▶ _Given passage_
***

Review: The Nail in the Tree by Carol Ann Davis

(North Adams, MA: Tupelo Press, 2020)

One night after three am, Carol Ann Davis holds her sleeping seven-year-old boy, Luke, as he shutters and mumbles from night terrors, “My boy wakes repeating I don’t know I don’t know.” After he recognizes his mother—at his side, safe—Davis describes the boy’s actions, alluding to a larger communal trauma which seemingly paints everything she sees: Luke “says okay okay okay and falls back onto the pillow as if he has been shot.” This simile might seem misplaced, a non sequitur, but Davis and her family live in Sandy Hook, Connecticut. It’s two years after the shooting, which took place just miles from her home. Davis can’t help but interpret, very self-consciously, this seemingly benign act—her boy’s head falling to a pillow—through the reverberating trauma, and ongoing fear, which lingers over her as a mother and resident of Sandy Hook.

In The Nail in the Tree: Essays on Art, Violence, and Childhood, Davis documents her family’s life on the day of, and the years after, the shooting on December 14, 2012. Thematically, Davis’ essays often braid memoir with everything from the historical to the ekphrastic to the philosophical. Davis alludes to Whitman’s famous line as the book’s epigraph—“A child said, What is the grass?…How could I answer the child?…I do not know / what it is any more than he.” She meditates on this question explicitly and implicitly throughout the collection. In America, school shootings are, this metaphor suggests, as ubiquitous as the grass. But, like Whitman struggling to answer that child’s question, Davis, too, struggles with how to speak of what’s happened in her town, especially to her children, one of whom sat in another classroom nearly a mile from where the shootings took place.

Years later, when Davis’ oldest son, Willem—a fourth-grader during the Sandy Hook shootings and a ninth-grader during the Parkland, Florida shootings—remarks to his mother that “he really had grown up with these shootings,” Davis channels Whitman, “How could I answer the child? I do not know what it is any more than he?” By no means is Davis trying to give an “answer,” as if there were one. Her book does, however, attempt to speak—in “song as well as in protest,” she says—to the ineffable tragedy while also exploring what it means to be a mother and an artist in a traumatized community. “The essay tells me (from the Latin) to try,” Davis writes. “The poem says sing, make. What would a trying song be? A making try?”

***

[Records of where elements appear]
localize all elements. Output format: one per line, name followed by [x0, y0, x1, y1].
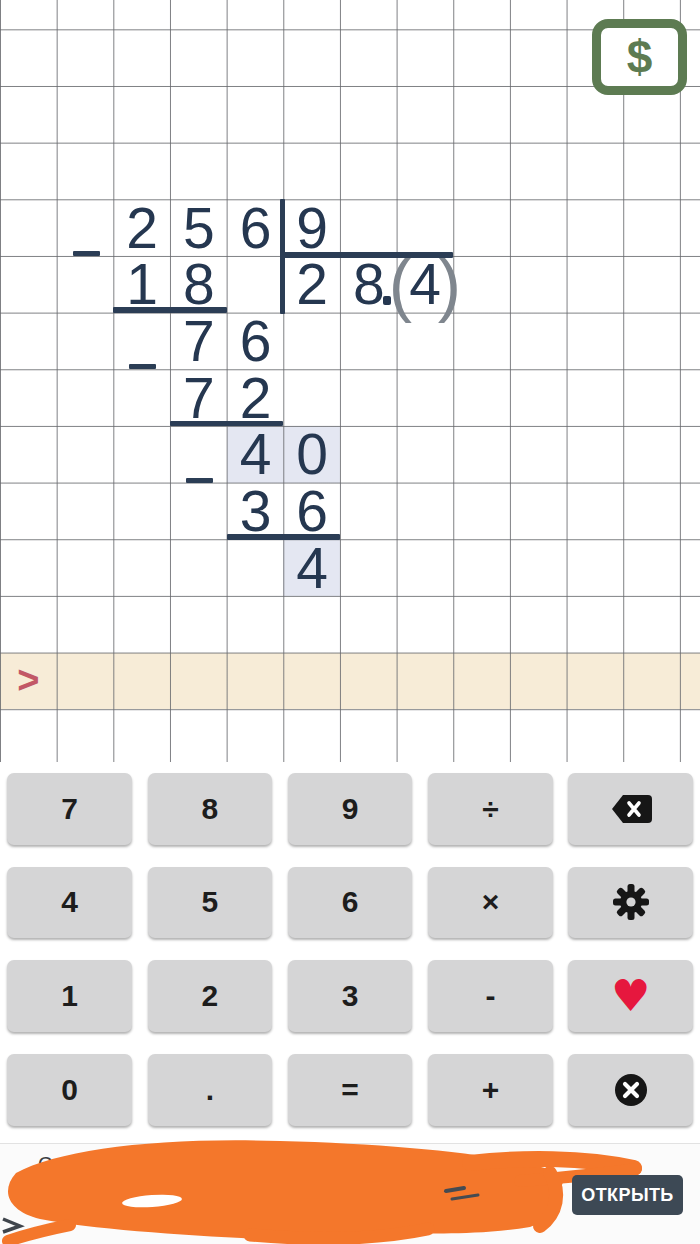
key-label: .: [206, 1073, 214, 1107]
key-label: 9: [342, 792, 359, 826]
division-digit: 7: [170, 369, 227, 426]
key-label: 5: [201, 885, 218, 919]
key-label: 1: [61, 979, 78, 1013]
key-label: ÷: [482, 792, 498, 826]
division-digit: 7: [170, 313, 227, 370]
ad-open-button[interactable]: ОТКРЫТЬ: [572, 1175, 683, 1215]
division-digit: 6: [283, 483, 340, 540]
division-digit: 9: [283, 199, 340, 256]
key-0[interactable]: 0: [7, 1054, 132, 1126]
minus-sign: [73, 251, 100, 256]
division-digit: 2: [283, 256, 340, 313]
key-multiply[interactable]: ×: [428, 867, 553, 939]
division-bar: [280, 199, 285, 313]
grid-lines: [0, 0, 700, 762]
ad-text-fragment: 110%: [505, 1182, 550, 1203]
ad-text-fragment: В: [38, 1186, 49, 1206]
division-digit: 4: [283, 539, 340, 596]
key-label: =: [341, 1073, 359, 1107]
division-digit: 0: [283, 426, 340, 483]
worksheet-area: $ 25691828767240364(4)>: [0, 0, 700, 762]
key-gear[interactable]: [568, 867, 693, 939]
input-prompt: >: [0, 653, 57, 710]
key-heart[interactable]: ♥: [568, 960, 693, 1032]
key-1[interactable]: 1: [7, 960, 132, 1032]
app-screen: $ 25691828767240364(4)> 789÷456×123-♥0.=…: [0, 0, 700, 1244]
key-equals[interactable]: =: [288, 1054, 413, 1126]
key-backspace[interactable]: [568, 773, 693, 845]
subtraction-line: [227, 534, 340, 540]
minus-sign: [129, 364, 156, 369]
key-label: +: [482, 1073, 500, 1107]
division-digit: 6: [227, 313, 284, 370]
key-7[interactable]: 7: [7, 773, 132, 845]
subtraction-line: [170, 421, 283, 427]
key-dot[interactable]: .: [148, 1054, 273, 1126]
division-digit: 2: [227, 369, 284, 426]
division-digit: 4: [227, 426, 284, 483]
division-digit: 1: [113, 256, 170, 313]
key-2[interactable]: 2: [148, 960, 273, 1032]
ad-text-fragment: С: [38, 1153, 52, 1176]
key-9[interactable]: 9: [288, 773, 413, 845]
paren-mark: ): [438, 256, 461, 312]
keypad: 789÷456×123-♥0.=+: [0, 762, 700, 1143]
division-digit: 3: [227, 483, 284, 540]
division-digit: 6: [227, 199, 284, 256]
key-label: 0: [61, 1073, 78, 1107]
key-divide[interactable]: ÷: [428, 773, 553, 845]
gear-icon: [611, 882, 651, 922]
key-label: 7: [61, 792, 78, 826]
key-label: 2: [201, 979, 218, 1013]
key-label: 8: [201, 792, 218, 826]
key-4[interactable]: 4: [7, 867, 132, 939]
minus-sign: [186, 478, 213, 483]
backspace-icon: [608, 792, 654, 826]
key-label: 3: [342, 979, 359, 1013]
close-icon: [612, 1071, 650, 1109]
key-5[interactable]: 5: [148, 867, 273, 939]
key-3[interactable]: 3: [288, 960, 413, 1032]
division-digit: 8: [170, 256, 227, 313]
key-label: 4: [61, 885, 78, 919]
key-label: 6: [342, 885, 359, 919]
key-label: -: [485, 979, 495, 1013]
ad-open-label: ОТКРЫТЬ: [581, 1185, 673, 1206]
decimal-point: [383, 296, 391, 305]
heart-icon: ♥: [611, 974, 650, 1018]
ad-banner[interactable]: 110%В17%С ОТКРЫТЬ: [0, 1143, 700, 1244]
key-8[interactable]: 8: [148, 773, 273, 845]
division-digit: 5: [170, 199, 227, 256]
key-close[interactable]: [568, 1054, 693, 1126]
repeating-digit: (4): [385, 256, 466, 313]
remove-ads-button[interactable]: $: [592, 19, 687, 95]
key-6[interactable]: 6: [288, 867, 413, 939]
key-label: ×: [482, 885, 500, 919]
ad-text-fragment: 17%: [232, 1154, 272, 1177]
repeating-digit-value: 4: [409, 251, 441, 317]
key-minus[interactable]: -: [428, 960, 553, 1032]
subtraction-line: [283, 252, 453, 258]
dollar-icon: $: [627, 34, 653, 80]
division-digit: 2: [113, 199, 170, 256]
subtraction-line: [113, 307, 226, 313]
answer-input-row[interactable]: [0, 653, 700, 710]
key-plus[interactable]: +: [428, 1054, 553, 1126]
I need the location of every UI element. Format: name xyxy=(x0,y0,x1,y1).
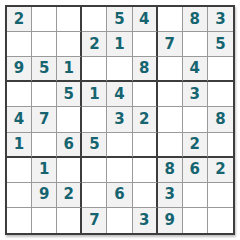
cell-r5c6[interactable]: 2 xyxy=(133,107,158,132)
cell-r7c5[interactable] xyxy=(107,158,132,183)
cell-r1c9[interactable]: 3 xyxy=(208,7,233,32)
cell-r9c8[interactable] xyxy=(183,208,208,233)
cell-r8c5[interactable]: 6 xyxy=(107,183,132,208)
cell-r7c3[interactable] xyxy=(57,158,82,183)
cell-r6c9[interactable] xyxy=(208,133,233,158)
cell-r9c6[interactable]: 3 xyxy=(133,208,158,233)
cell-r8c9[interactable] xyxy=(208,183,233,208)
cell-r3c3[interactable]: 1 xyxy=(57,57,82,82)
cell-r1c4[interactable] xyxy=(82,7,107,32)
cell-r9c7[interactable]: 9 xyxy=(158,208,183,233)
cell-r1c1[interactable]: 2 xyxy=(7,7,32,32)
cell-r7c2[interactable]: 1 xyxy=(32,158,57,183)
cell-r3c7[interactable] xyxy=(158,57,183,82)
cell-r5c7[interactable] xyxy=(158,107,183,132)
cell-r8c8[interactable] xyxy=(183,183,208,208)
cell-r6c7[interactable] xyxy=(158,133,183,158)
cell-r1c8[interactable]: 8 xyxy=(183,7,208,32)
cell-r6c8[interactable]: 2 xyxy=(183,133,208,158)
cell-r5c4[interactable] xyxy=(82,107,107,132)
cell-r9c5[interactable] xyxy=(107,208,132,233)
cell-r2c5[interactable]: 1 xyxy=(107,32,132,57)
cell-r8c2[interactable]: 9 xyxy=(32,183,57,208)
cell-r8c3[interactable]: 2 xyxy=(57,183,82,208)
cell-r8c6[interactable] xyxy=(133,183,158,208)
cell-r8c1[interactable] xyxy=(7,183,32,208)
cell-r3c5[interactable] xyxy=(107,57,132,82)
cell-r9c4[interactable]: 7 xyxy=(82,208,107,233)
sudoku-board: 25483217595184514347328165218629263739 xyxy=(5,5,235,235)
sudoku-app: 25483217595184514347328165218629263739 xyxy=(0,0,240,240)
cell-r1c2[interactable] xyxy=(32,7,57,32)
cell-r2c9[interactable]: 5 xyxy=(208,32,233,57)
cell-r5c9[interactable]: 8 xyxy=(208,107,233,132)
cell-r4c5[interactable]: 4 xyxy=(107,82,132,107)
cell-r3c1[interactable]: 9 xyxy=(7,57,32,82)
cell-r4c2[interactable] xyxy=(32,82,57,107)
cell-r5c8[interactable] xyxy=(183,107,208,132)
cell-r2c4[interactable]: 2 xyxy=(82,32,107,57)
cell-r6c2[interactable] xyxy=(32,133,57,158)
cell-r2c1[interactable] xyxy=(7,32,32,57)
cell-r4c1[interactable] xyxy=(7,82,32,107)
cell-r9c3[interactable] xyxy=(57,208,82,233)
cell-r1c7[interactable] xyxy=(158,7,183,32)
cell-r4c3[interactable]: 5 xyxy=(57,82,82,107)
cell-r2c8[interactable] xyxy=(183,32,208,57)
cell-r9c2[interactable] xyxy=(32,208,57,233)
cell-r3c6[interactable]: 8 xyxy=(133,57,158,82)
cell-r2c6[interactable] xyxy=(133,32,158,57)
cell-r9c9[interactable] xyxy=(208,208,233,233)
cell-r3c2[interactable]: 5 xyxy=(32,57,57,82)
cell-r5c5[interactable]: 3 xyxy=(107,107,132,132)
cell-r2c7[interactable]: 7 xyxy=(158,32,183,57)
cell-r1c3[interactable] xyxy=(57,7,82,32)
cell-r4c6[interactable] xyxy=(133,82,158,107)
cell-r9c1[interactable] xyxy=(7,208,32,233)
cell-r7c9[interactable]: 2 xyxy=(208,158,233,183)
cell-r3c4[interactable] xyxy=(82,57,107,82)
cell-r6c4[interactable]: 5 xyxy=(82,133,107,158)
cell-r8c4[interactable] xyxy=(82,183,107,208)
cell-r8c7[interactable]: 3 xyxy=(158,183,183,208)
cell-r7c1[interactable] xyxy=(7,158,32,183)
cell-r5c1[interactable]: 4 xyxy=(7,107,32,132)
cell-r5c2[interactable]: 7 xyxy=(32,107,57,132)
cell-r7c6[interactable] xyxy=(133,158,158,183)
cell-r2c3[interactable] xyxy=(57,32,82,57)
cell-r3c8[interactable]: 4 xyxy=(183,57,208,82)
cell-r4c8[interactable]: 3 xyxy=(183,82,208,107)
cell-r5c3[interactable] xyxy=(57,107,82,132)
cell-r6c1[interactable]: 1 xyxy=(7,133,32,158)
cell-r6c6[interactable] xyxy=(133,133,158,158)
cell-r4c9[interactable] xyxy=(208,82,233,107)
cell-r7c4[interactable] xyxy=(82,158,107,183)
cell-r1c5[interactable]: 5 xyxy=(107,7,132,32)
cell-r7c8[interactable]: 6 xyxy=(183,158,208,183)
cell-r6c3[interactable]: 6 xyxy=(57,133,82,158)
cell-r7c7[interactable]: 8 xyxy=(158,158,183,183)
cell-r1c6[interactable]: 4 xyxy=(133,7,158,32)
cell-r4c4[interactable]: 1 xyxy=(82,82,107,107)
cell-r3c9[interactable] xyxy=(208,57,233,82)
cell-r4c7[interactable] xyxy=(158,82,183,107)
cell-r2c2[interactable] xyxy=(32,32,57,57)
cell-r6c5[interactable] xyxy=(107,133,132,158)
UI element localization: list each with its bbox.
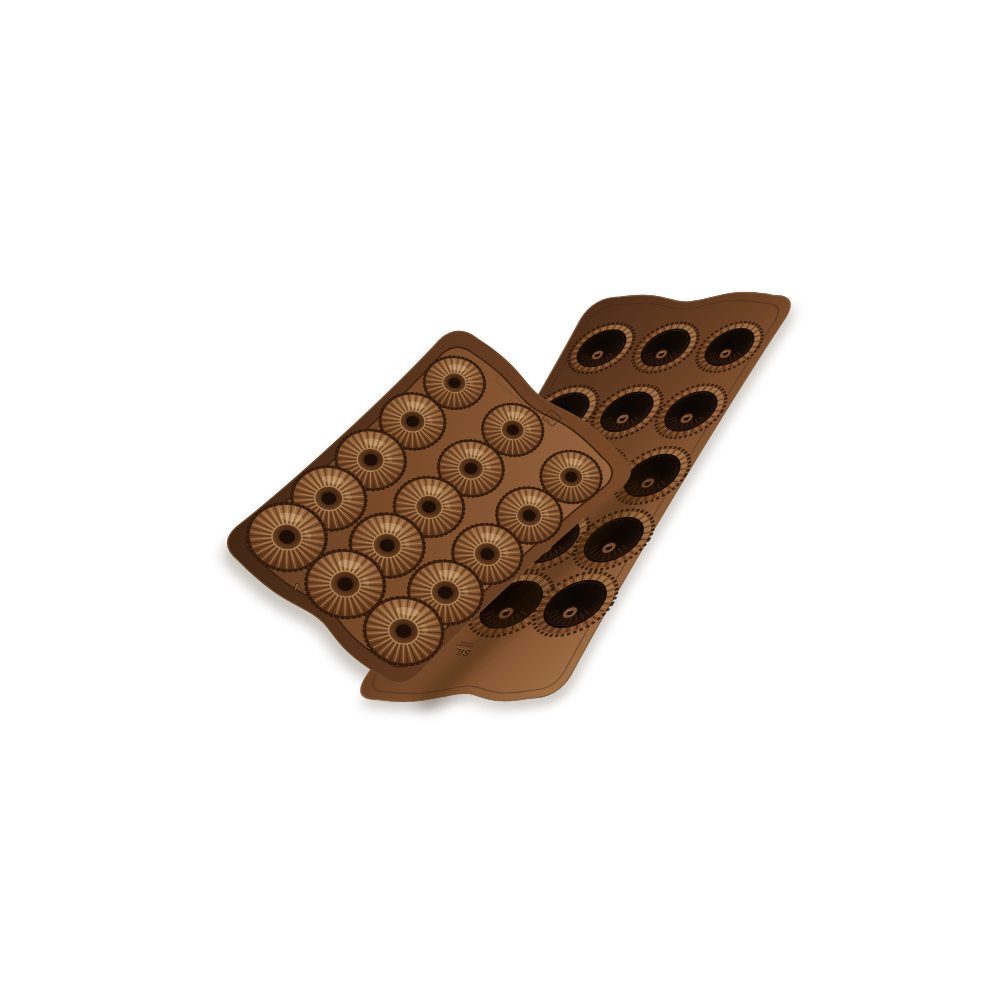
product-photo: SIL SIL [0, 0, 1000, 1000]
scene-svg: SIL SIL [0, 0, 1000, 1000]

***

▶ _Aim 1_
In two sentences, what does the review say about the book?
▶ _Aim 2_
In the records, rewrite as a numbered list only the lines starting with the line containing "cell-r5c6[interactable]: 2 xyxy=(133,107,158,132)" and going on through the line containing "cell-r9c6[interactable]: 3 xyxy=(133,208,158,233)", with both of those lines included and blank lines left out.
The review and the records are separate, unrelated material.

▶ _Exercise result 1_
The review describes Carol Ann Davis's essay collection The Nail in the Tree, which documents her family's life in Sandy Hook, Connecticut, on the day of the December 14, 2012 shooting and in the years after, and braids memoir with historical, ekphrastic, and philosophical material. The book takes Whitman's question about the grass as its epigraph and does not try to give an answer, but it attempts to speak to the tragedy while exploring what it means to be a mother and an artist in a traumatized community.

▶ _Exercise result 2_
1. cell-r5c6[interactable]: 2 xyxy=(133,107,158,132)
2. cell-r7c5[interactable] xyxy=(107,158,132,183)
3. cell-r1c9[interactable]: 3 xyxy=(208,7,233,32)
4. cell-r9c8[interactable] xyxy=(183,208,208,233)
5. cell-r8c5[interactable]: 6 xyxy=(107,183,132,208)
6. cell-r7c3[interactable] xyxy=(57,158,82,183)
7. cell-r6c9[interactable] xyxy=(208,133,233,158)
8. cell-r9c6[interactable]: 3 xyxy=(133,208,158,233)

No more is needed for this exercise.